- [Provided data]
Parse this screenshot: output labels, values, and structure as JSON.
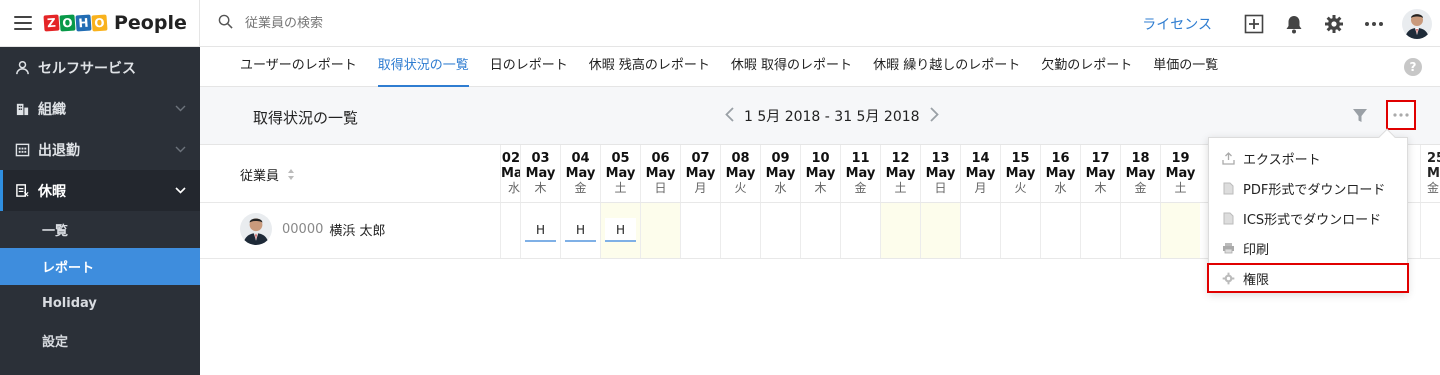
{
  "brand": {
    "logo_letters": [
      "Z",
      "O",
      "H",
      "O"
    ],
    "logo_colors": [
      "#e42527",
      "#089949",
      "#226db4",
      "#f9b21d"
    ],
    "name": "People"
  },
  "sidebar": {
    "items": [
      {
        "label": "セルフサービス",
        "icon": "person-icon"
      },
      {
        "label": "組織",
        "icon": "building-icon",
        "chevron": "⌄"
      },
      {
        "label": "出退勤",
        "icon": "calendar-icon",
        "chevron": "⌄"
      },
      {
        "label": "休暇",
        "icon": "leave-icon",
        "chevron": "⌄",
        "active": true
      }
    ],
    "subitems": [
      "一覧",
      "レポート",
      "Holiday",
      "設定"
    ],
    "selected_subitem": "レポート"
  },
  "topbar": {
    "search_placeholder": "従業員の検索",
    "license_label": "ライセンス"
  },
  "tabs": [
    "ユーザーのレポート",
    "取得状況の一覧",
    "日のレポート",
    "休暇 残高のレポート",
    "休暇 取得のレポート",
    "休暇 繰り越しのレポート",
    "欠勤のレポート",
    "単価の一覧"
  ],
  "active_tab": "取得状況の一覧",
  "subheader": {
    "title": "取得状況の一覧",
    "date_range": "1 5月 2018 - 31 5月 2018"
  },
  "grid": {
    "employee_header": "従業員",
    "days": [
      {
        "num": "02",
        "mon": "May",
        "dow": "水",
        "weekend": false
      },
      {
        "num": "03",
        "mon": "May",
        "dow": "木",
        "weekend": false,
        "mark": "H"
      },
      {
        "num": "04",
        "mon": "May",
        "dow": "金",
        "weekend": false,
        "mark": "H"
      },
      {
        "num": "05",
        "mon": "May",
        "dow": "土",
        "weekend": true,
        "mark": "H"
      },
      {
        "num": "06",
        "mon": "May",
        "dow": "日",
        "weekend": true
      },
      {
        "num": "07",
        "mon": "May",
        "dow": "月",
        "weekend": false
      },
      {
        "num": "08",
        "mon": "May",
        "dow": "火",
        "weekend": false
      },
      {
        "num": "09",
        "mon": "May",
        "dow": "水",
        "weekend": false
      },
      {
        "num": "10",
        "mon": "May",
        "dow": "木",
        "weekend": false
      },
      {
        "num": "11",
        "mon": "May",
        "dow": "金",
        "weekend": false
      },
      {
        "num": "12",
        "mon": "May",
        "dow": "土",
        "weekend": true
      },
      {
        "num": "13",
        "mon": "May",
        "dow": "日",
        "weekend": true
      },
      {
        "num": "14",
        "mon": "May",
        "dow": "月",
        "weekend": false
      },
      {
        "num": "15",
        "mon": "May",
        "dow": "火",
        "weekend": false
      },
      {
        "num": "16",
        "mon": "May",
        "dow": "水",
        "weekend": false
      },
      {
        "num": "17",
        "mon": "May",
        "dow": "木",
        "weekend": false
      },
      {
        "num": "18",
        "mon": "May",
        "dow": "金",
        "weekend": false
      },
      {
        "num": "19",
        "mon": "May",
        "dow": "土",
        "weekend": true
      }
    ],
    "last_day": {
      "num": "25",
      "mon": "May",
      "dow": "金"
    },
    "employee": {
      "id": "00000",
      "name": "横浜 太郎"
    }
  },
  "dropdown": {
    "items": [
      {
        "label": "エクスポート",
        "icon": "export-icon"
      },
      {
        "label": "PDF形式でダウンロード",
        "icon": "file-icon"
      },
      {
        "label": "ICS形式でダウンロード",
        "icon": "file-icon"
      },
      {
        "label": "印刷",
        "icon": "printer-icon"
      },
      {
        "label": "権限",
        "icon": "gear-icon",
        "highlighted": true
      }
    ]
  },
  "colors": {
    "accent": "#2f7dd1",
    "sidebar_bg": "#2b3038",
    "selected_bg": "#3e8ddd",
    "highlight_border": "#e00000",
    "weekend_bg": "#fdfdec"
  }
}
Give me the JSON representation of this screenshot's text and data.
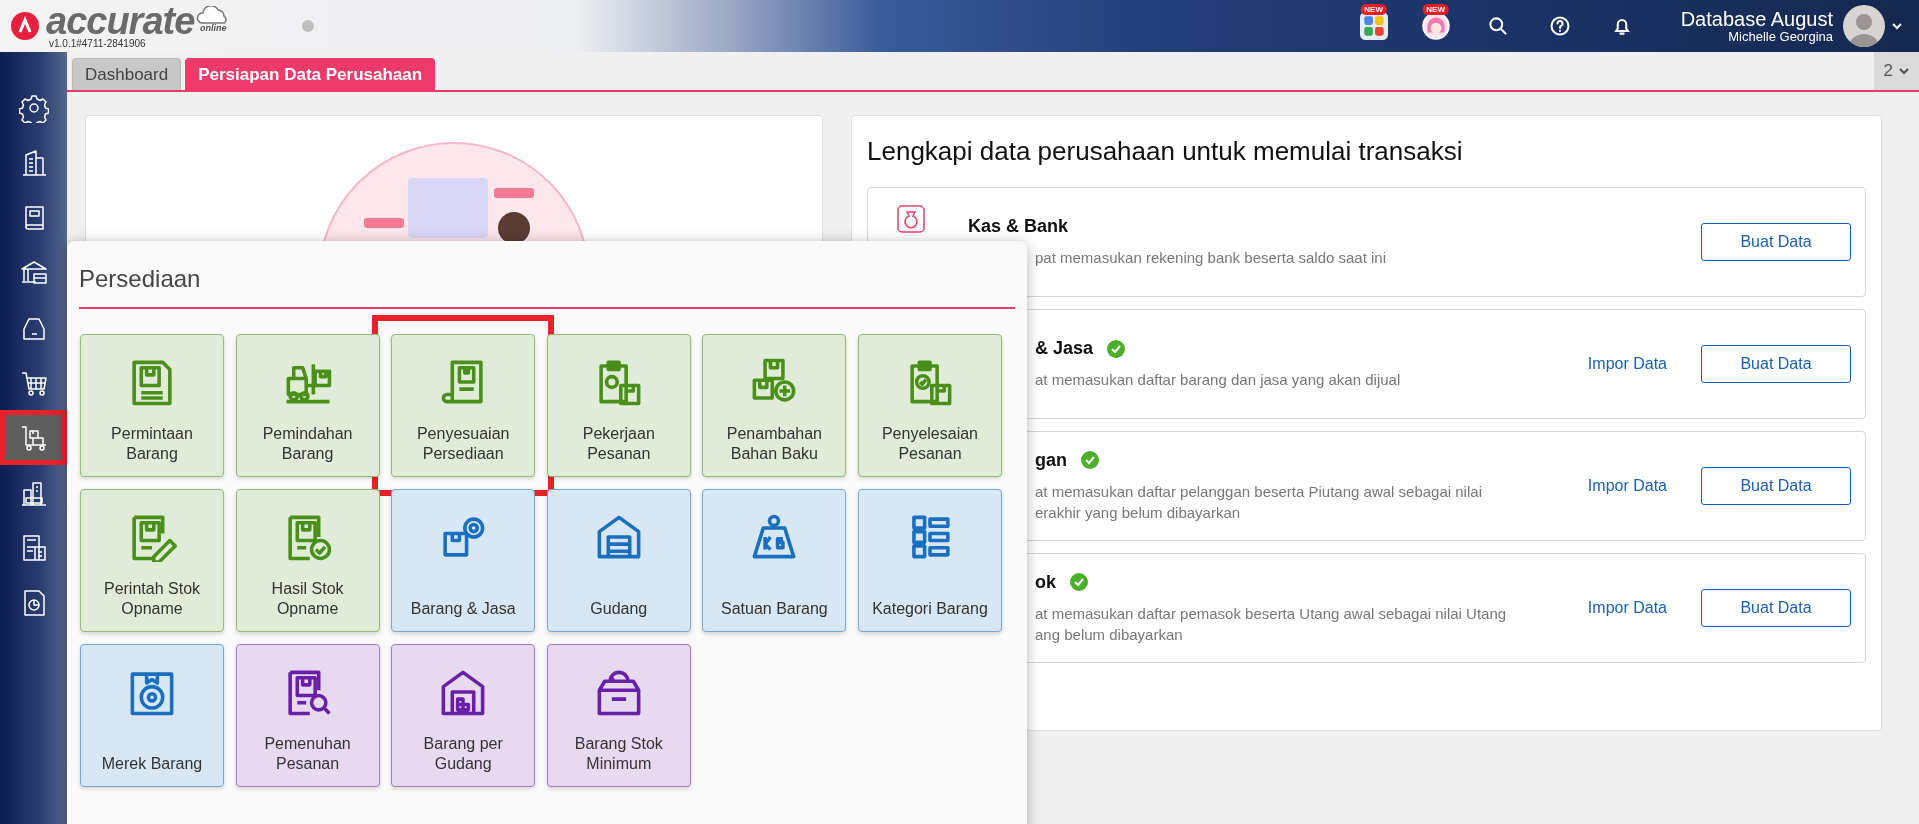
{
  "header": {
    "logo_text": "accurate",
    "logo_sub": "online",
    "version": "v1.0.1#4711-2841906",
    "tools": [
      {
        "kind": "apps",
        "badge": "NEW"
      },
      {
        "kind": "mascot",
        "badge": "NEW"
      },
      {
        "kind": "search"
      },
      {
        "kind": "help"
      },
      {
        "kind": "bell"
      }
    ],
    "database": "Database August",
    "user": "Michelle Georgina"
  },
  "tabs": [
    {
      "label": "Dashboard",
      "selected": false
    },
    {
      "label": "Persiapan Data Perusahaan",
      "selected": true
    }
  ],
  "tab_count": "2",
  "sidebar": {
    "items": [
      {
        "kind": "settings",
        "selected": false
      },
      {
        "kind": "company",
        "selected": false
      },
      {
        "kind": "book",
        "selected": false
      },
      {
        "kind": "bank",
        "selected": false
      },
      {
        "kind": "tag",
        "selected": false
      },
      {
        "kind": "cart",
        "selected": false
      },
      {
        "kind": "trolley",
        "selected": true
      },
      {
        "kind": "city",
        "selected": false
      },
      {
        "kind": "tax",
        "selected": false
      },
      {
        "kind": "report",
        "selected": false
      }
    ]
  },
  "setup_panel": {
    "title": "Lengkapi data perusahaan untuk memulai transaksi",
    "items": [
      {
        "kind": "cash",
        "title": "Kas & Bank",
        "done": false,
        "description": [
          "pat memasukan rekening bank beserta saldo saat ini"
        ],
        "button": "Buat Data"
      },
      {
        "title": "& Jasa",
        "done": true,
        "description": [
          "at memasukan daftar barang dan jasa yang akan dijual"
        ],
        "link": "Impor Data",
        "button": "Buat Data"
      },
      {
        "title": "gan",
        "done": true,
        "description": [
          "at memasukan daftar pelanggan beserta Piutang awal sebagai nilai",
          "erakhir yang belum dibayarkan"
        ],
        "link": "Impor Data",
        "button": "Buat Data"
      },
      {
        "title": "ok",
        "done": true,
        "description": [
          "at memasukan daftar pemasok beserta Utang awal sebagai nilai Utang",
          "ang belum dibayarkan"
        ],
        "link": "Impor Data",
        "button": "Buat Data"
      }
    ]
  },
  "popup": {
    "title": "Persediaan",
    "tiles": [
      {
        "label": "Permintaan Barang",
        "kind": "doc",
        "color": "#4a8f1a",
        "highlighted": false
      },
      {
        "label": "Pemindahan Barang",
        "kind": "forklift",
        "color": "#4a8f1a",
        "highlighted": false
      },
      {
        "label": "Penyesuaian Persediaan",
        "kind": "docs",
        "color": "#4a8f1a",
        "highlighted": true
      },
      {
        "label": "Pekerjaan Pesanan",
        "kind": "clip-gear",
        "color": "#4a8f1a",
        "highlighted": false
      },
      {
        "label": "Penambahan Bahan Baku",
        "kind": "boxes-plus",
        "color": "#4a8f1a",
        "highlighted": false
      },
      {
        "label": "Penyelesaian Pesanan",
        "kind": "clip-check",
        "color": "#4a8f1a",
        "highlighted": false
      },
      {
        "label": "Perintah Stok Opname",
        "kind": "doc-pen",
        "color": "#4a8f1a",
        "highlighted": false
      },
      {
        "label": "Hasil Stok Opname",
        "kind": "doc-check",
        "color": "#4a8f1a",
        "highlighted": false
      },
      {
        "label": "Barang & Jasa",
        "kind": "box-gear",
        "color": "#1a6fc0",
        "highlighted": false
      },
      {
        "label": "Gudang",
        "kind": "warehouse",
        "color": "#1a6fc0",
        "highlighted": false
      },
      {
        "label": "Satuan Barang",
        "kind": "weight",
        "color": "#1a6fc0",
        "highlighted": false
      },
      {
        "label": "Kategori Barang",
        "kind": "grid",
        "color": "#1a6fc0",
        "highlighted": false
      },
      {
        "label": "Merek Barang",
        "kind": "badge-box",
        "color": "#1a6fc0",
        "highlighted": false
      },
      {
        "label": "Pemenuhan Pesanan",
        "kind": "doc-search",
        "color": "#6a1fa8",
        "highlighted": false
      },
      {
        "label": "Barang per Gudang",
        "kind": "house-boxes",
        "color": "#6a1fa8",
        "highlighted": false
      },
      {
        "label": "Barang Stok Minimum",
        "kind": "open-box",
        "color": "#6a1fa8",
        "highlighted": false
      }
    ]
  }
}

- [Your task] Find the word "nilai" in the records and pull out each line that has it.

- [Expected answer]
          "at memasukan daftar pelanggan beserta Piutang awal sebagai nilai",
          "at memasukan daftar pemasok beserta Utang awal sebagai nilai Utang",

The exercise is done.